# The exercise
Reproduce all of the following records verbatim, line for line, with no additions, omissions, or changes.

# Input
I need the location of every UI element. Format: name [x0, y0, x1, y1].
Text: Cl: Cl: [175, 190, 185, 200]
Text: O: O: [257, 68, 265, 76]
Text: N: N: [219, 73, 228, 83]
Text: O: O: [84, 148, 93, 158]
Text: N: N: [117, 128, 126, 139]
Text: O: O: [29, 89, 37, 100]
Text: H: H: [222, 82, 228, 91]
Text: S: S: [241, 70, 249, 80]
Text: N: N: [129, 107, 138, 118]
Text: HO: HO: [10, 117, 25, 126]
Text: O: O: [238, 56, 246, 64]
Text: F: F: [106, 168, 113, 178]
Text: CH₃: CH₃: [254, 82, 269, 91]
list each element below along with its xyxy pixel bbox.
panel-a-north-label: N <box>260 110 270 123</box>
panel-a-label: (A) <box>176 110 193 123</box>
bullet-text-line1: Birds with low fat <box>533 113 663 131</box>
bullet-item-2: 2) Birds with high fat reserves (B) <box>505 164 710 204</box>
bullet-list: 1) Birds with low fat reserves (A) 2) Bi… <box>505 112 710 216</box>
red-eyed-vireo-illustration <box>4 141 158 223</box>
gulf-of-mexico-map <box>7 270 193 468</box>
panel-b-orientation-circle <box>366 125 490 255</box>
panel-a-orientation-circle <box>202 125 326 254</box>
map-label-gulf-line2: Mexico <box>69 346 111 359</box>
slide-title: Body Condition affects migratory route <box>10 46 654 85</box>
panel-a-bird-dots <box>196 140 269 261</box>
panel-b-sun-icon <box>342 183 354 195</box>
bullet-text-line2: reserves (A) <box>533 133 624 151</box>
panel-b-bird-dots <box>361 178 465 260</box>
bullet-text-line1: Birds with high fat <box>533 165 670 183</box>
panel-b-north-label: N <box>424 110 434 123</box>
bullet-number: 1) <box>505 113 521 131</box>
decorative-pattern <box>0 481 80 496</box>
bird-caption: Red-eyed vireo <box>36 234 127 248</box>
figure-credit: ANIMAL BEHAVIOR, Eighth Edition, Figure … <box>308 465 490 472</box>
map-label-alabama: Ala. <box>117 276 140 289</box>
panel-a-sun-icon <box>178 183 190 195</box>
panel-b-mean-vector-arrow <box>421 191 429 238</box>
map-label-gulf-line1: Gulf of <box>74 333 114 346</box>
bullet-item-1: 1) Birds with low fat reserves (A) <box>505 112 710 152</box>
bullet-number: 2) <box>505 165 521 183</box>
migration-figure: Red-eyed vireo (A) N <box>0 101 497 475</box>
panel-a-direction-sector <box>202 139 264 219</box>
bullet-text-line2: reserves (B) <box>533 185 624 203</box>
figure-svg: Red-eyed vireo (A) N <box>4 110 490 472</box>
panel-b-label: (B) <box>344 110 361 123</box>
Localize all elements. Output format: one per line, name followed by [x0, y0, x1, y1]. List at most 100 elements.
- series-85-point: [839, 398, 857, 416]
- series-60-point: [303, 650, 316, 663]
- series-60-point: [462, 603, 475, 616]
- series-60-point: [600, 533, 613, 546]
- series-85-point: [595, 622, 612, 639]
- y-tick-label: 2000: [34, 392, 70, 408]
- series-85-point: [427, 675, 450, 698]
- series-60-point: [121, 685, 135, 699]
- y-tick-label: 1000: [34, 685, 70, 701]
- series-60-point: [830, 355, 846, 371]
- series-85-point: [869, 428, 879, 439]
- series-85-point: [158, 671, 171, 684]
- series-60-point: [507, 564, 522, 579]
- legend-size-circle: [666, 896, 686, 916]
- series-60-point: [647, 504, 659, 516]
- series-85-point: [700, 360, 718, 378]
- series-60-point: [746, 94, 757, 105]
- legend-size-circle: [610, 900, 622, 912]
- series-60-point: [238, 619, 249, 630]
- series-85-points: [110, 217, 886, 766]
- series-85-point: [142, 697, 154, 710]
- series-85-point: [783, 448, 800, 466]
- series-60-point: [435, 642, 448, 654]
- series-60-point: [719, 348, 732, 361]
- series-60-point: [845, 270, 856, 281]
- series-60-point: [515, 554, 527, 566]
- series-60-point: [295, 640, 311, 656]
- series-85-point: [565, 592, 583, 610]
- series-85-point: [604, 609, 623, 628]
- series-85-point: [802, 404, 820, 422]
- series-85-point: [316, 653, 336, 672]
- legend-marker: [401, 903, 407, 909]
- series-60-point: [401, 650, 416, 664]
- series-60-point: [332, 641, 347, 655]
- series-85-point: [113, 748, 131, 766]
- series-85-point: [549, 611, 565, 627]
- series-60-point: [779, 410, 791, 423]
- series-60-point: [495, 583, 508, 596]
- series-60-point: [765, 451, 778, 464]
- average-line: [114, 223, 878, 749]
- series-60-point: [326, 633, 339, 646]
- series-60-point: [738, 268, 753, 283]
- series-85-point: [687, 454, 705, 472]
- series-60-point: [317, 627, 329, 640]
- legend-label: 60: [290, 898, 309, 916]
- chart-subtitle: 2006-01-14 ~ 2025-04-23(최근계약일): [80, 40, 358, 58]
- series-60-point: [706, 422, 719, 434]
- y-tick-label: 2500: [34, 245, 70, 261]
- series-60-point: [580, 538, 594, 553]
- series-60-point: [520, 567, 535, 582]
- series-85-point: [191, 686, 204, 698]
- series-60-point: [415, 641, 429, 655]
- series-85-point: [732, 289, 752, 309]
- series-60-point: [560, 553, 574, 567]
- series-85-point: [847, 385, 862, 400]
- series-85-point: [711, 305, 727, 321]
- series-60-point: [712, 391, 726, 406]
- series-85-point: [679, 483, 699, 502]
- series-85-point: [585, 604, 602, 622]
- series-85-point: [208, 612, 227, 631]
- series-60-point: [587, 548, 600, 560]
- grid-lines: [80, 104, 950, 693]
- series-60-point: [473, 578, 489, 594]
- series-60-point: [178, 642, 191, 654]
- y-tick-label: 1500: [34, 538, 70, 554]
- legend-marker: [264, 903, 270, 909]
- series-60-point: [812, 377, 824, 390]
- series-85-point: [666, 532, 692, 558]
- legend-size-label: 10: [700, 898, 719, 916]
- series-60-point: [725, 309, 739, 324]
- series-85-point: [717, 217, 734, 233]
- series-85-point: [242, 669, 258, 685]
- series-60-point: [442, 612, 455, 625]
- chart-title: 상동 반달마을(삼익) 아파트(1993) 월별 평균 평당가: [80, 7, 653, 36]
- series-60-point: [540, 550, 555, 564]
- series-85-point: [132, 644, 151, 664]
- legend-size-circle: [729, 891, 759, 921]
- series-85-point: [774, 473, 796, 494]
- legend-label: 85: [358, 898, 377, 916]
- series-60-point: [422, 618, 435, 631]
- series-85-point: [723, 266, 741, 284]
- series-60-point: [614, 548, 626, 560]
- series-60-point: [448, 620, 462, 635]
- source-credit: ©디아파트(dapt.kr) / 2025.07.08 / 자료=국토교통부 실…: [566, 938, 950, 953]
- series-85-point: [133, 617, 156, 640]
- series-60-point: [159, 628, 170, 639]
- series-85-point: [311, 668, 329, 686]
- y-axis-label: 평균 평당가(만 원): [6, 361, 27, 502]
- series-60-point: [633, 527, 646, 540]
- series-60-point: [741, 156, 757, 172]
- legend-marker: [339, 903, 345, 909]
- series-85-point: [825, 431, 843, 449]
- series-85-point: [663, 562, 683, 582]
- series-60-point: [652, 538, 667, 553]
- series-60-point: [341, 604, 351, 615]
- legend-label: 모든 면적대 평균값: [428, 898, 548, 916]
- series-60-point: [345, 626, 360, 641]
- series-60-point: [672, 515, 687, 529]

# The output
I need the location of every UI element. Format: name [x0, y0, x1, y1].
Text: Cl: Cl: [175, 190, 185, 200]
Text: O: O: [257, 68, 265, 76]
Text: N: N: [219, 73, 228, 83]
Text: O: O: [84, 148, 93, 158]
Text: N: N: [117, 128, 126, 139]
Text: O: O: [29, 89, 37, 100]
Text: H: H: [222, 82, 228, 91]
Text: S: S: [241, 70, 249, 80]
Text: N: N: [129, 107, 138, 118]
Text: HO: HO: [10, 117, 25, 126]
Text: O: O: [238, 56, 246, 64]
Text: F: F: [106, 168, 113, 178]
Text: CH₃: CH₃: [254, 82, 269, 91]
list each element below along with its xyxy pixel bbox.
panel-a-north-label: N <box>260 110 270 123</box>
panel-a-label: (A) <box>176 110 193 123</box>
bullet-text-line1: Birds with low fat <box>533 113 663 131</box>
bullet-item-2: 2) Birds with high fat reserves (B) <box>505 164 710 204</box>
bullet-list: 1) Birds with low fat reserves (A) 2) Bi… <box>505 112 710 216</box>
red-eyed-vireo-illustration <box>4 141 158 223</box>
gulf-of-mexico-map <box>7 270 193 468</box>
panel-b-orientation-circle <box>366 125 490 255</box>
panel-a-orientation-circle <box>202 125 326 254</box>
map-label-gulf-line2: Mexico <box>69 346 111 359</box>
slide-title: Body Condition affects migratory route <box>10 46 654 85</box>
panel-a-bird-dots <box>196 140 269 261</box>
panel-b-sun-icon <box>342 183 354 195</box>
bullet-text-line2: reserves (A) <box>533 133 624 151</box>
panel-b-bird-dots <box>361 178 465 260</box>
bullet-text-line1: Birds with high fat <box>533 165 670 183</box>
panel-b-north-label: N <box>424 110 434 123</box>
bullet-number: 1) <box>505 113 521 131</box>
decorative-pattern <box>0 481 80 496</box>
bird-caption: Red-eyed vireo <box>36 234 127 248</box>
figure-credit: ANIMAL BEHAVIOR, Eighth Edition, Figure … <box>308 465 490 472</box>
map-label-alabama: Ala. <box>117 276 140 289</box>
panel-a-sun-icon <box>178 183 190 195</box>
panel-b-mean-vector-arrow <box>421 191 429 238</box>
map-label-gulf-line1: Gulf of <box>74 333 114 346</box>
bullet-item-1: 1) Birds with low fat reserves (A) <box>505 112 710 152</box>
bullet-number: 2) <box>505 165 521 183</box>
migration-figure: Red-eyed vireo (A) N <box>0 101 497 475</box>
panel-a-direction-sector <box>202 139 264 219</box>
bullet-text-line2: reserves (B) <box>533 185 624 203</box>
figure-svg: Red-eyed vireo (A) N <box>4 110 490 472</box>
panel-b-label: (B) <box>344 110 361 123</box>
Localize all elements. Output format: one per line, name followed by [x0, y0, x1, y1]. List at most 100 elements.
- series-85-point: [839, 398, 857, 416]
- series-60-point: [303, 650, 316, 663]
- series-60-point: [462, 603, 475, 616]
- series-60-point: [600, 533, 613, 546]
- series-85-point: [595, 622, 612, 639]
- y-tick-label: 2000: [34, 392, 70, 408]
- series-85-point: [427, 675, 450, 698]
- series-60-point: [121, 685, 135, 699]
- y-tick-label: 1000: [34, 685, 70, 701]
- series-60-point: [830, 355, 846, 371]
- series-85-point: [869, 428, 879, 439]
- series-85-point: [158, 671, 171, 684]
- series-60-point: [507, 564, 522, 579]
- legend-size-circle: [666, 896, 686, 916]
- series-60-point: [647, 504, 659, 516]
- series-85-point: [700, 360, 718, 378]
- series-60-point: [746, 94, 757, 105]
- legend-size-circle: [610, 900, 622, 912]
- series-60-point: [238, 619, 249, 630]
- series-85-points: [110, 217, 886, 766]
- series-85-point: [142, 697, 154, 710]
- series-85-point: [783, 448, 800, 466]
- series-60-point: [435, 642, 448, 654]
- series-60-point: [719, 348, 732, 361]
- series-60-point: [845, 270, 856, 281]
- series-60-point: [515, 554, 527, 566]
- series-60-point: [295, 640, 311, 656]
- series-85-point: [565, 592, 583, 610]
- series-85-point: [604, 609, 623, 628]
- series-85-point: [802, 404, 820, 422]
- series-85-point: [316, 653, 336, 672]
- legend-marker: [401, 903, 407, 909]
- series-60-point: [401, 650, 416, 664]
- series-60-point: [332, 641, 347, 655]
- series-85-point: [113, 748, 131, 766]
- series-85-point: [549, 611, 565, 627]
- series-60-point: [779, 410, 791, 423]
- series-60-point: [495, 583, 508, 596]
- series-60-point: [765, 451, 778, 464]
- average-line: [114, 223, 878, 749]
- series-60-point: [326, 633, 339, 646]
- series-60-point: [738, 268, 753, 283]
- series-85-point: [687, 454, 705, 472]
- series-60-point: [317, 627, 329, 640]
- legend-label: 60: [290, 898, 309, 916]
- chart-subtitle: 2006-01-14 ~ 2025-04-23(최근계약일): [80, 40, 358, 58]
- series-60-point: [706, 422, 719, 434]
- y-tick-label: 2500: [34, 245, 70, 261]
- series-60-point: [580, 538, 594, 553]
- series-60-point: [520, 567, 535, 582]
- series-85-point: [191, 686, 204, 698]
- series-60-point: [415, 641, 429, 655]
- series-85-point: [732, 289, 752, 309]
- series-60-point: [560, 553, 574, 567]
- series-85-point: [847, 385, 862, 400]
- series-85-point: [711, 305, 727, 321]
- series-60-point: [712, 391, 726, 406]
- series-85-point: [679, 483, 699, 502]
- series-85-point: [585, 604, 602, 622]
- series-85-point: [208, 612, 227, 631]
- series-60-point: [587, 548, 600, 560]
- grid-lines: [80, 104, 950, 693]
- series-60-point: [473, 578, 489, 594]
- series-60-point: [178, 642, 191, 654]
- y-tick-label: 1500: [34, 538, 70, 554]
- legend-marker: [264, 903, 270, 909]
- series-60-point: [812, 377, 824, 390]
- series-85-point: [666, 532, 692, 558]
- legend-size-label: 10: [700, 898, 719, 916]
- series-60-point: [725, 309, 739, 324]
- series-85-point: [717, 217, 734, 233]
- series-85-point: [242, 669, 258, 685]
- series-60-point: [442, 612, 455, 625]
- chart-title: 상동 반달마을(삼익) 아파트(1993) 월별 평균 평당가: [80, 7, 653, 36]
- series-60-point: [540, 550, 555, 564]
- series-85-point: [132, 644, 151, 664]
- legend-size-circle: [729, 891, 759, 921]
- series-85-point: [774, 473, 796, 494]
- legend-label: 85: [358, 898, 377, 916]
- series-60-point: [422, 618, 435, 631]
- series-85-point: [723, 266, 741, 284]
- series-60-point: [614, 548, 626, 560]
- series-60-point: [448, 620, 462, 635]
- source-credit: ©디아파트(dapt.kr) / 2025.07.08 / 자료=국토교통부 실…: [566, 938, 950, 953]
- series-85-point: [133, 617, 156, 640]
- series-60-point: [159, 628, 170, 639]
- series-85-point: [311, 668, 329, 686]
- y-axis-label: 평균 평당가(만 원): [6, 361, 27, 502]
- series-60-point: [633, 527, 646, 540]
- series-60-point: [741, 156, 757, 172]
- legend-marker: [339, 903, 345, 909]
- series-85-point: [825, 431, 843, 449]
- series-85-point: [663, 562, 683, 582]
- series-60-point: [652, 538, 667, 553]
- series-60-point: [341, 604, 351, 615]
- legend-label: 모든 면적대 평균값: [428, 898, 548, 916]
- series-60-point: [345, 626, 360, 641]
- series-60-point: [672, 515, 687, 529]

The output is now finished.